_Records from a data source_:
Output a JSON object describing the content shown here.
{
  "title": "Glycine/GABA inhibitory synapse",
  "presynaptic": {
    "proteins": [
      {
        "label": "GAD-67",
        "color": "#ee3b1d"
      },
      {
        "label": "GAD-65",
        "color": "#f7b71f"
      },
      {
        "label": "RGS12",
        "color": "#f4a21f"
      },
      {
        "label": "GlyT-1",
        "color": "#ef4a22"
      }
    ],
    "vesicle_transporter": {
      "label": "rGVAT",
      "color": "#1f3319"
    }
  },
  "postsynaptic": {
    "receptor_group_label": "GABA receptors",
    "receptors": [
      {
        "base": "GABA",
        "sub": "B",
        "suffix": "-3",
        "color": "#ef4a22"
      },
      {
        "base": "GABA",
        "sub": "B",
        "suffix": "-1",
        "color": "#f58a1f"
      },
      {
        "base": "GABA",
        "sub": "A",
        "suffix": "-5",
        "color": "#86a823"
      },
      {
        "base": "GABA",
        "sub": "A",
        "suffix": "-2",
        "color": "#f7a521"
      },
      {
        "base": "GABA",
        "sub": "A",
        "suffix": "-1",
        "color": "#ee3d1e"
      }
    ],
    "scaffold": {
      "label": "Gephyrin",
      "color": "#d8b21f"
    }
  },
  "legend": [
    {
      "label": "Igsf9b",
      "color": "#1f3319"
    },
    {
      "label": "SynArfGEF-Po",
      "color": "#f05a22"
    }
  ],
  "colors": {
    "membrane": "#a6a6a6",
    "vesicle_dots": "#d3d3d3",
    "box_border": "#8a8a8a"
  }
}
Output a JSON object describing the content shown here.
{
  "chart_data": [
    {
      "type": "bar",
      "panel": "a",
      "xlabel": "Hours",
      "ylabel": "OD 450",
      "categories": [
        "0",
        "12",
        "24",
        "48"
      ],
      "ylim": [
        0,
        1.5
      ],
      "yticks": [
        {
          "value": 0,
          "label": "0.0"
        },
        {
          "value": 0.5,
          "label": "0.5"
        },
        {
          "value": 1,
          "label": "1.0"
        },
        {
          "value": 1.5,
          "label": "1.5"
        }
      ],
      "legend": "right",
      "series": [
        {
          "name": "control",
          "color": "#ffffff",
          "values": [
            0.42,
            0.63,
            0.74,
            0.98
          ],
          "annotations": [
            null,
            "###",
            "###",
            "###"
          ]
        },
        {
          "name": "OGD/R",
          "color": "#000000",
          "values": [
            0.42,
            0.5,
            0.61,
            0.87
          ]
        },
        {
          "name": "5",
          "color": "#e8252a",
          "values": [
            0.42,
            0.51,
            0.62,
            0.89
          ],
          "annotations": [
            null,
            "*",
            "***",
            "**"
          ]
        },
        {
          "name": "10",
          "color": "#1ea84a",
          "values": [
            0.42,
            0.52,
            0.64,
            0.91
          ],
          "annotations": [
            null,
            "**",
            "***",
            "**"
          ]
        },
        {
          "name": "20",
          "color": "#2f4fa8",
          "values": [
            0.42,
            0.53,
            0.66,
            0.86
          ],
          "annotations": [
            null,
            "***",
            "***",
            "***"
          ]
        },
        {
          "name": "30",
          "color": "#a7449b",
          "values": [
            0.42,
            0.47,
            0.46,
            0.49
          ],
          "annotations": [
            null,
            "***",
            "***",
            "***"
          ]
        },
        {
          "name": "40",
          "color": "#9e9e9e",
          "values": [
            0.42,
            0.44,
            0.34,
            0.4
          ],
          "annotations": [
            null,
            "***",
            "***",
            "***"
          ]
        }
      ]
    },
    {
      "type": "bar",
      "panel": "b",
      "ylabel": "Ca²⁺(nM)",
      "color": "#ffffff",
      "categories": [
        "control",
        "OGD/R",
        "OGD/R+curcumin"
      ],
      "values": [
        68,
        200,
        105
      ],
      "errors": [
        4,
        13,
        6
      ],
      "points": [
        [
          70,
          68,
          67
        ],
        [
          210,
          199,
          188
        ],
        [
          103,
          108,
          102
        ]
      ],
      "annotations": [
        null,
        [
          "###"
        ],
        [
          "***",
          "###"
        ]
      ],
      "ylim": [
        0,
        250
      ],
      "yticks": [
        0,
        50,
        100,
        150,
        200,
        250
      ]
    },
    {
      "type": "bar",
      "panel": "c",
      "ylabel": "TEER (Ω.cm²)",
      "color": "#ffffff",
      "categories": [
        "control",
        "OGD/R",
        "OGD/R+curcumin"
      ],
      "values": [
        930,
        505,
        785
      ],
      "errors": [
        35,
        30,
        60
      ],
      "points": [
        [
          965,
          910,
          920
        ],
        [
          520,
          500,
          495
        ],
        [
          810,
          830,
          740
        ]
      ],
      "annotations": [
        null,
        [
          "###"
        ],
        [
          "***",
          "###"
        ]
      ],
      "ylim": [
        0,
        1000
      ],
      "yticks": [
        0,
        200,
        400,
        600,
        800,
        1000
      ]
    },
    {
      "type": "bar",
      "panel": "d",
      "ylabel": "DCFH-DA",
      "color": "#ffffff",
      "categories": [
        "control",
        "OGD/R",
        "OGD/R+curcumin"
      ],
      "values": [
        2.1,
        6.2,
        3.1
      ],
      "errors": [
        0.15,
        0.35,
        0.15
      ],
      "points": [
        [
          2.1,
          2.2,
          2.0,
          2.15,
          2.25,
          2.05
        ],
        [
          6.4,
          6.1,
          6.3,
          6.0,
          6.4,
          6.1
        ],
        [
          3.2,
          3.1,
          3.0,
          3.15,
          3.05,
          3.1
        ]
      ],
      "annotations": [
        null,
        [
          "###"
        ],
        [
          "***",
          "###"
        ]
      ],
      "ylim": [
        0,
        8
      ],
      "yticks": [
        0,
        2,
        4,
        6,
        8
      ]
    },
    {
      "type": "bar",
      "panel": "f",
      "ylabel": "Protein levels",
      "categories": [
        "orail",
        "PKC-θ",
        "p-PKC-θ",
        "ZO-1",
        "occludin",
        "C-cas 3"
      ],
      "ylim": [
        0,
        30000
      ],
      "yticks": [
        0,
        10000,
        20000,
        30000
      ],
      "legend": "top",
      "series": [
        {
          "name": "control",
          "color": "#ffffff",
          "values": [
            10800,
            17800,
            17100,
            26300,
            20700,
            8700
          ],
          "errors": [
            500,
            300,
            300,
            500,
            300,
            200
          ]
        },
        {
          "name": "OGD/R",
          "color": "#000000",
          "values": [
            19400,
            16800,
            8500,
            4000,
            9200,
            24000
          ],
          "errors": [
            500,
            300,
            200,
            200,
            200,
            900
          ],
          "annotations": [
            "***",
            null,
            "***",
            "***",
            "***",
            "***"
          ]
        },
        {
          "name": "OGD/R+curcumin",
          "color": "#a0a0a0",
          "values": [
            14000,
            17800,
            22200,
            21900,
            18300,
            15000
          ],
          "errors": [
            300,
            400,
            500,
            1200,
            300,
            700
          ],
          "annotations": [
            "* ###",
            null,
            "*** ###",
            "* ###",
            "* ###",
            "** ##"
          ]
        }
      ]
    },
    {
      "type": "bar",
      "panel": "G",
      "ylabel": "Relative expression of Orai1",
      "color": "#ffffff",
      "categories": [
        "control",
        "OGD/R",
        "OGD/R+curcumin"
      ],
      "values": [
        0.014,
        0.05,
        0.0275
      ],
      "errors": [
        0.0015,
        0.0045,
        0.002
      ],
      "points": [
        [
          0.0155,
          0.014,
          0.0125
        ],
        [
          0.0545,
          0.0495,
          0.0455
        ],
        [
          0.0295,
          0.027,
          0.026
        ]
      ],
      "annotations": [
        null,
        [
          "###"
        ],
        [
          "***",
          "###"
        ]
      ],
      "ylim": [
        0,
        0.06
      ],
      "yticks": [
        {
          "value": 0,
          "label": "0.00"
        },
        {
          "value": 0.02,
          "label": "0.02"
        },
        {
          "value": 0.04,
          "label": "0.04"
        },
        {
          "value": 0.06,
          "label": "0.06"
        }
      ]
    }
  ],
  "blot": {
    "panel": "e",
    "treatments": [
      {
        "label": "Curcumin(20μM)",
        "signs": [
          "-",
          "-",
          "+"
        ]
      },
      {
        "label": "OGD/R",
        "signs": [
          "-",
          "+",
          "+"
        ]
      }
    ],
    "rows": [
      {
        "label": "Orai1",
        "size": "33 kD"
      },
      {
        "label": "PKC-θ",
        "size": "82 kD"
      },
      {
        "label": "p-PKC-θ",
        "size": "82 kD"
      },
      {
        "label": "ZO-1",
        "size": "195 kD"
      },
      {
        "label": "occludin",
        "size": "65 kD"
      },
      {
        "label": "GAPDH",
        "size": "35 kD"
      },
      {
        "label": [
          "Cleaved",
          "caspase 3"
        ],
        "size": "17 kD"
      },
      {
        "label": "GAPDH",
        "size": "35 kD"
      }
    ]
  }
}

_Action item_: Return, from the data, each line that has the word "size" in it.

_Finished task_:
        "size": "33 kD"
        "size": "82 kD"
        "size": "82 kD"
        "size": "195 kD"
        "size": "65 kD"
        "size": "35 kD"
        "size": "17 kD"
        "size": "35 kD"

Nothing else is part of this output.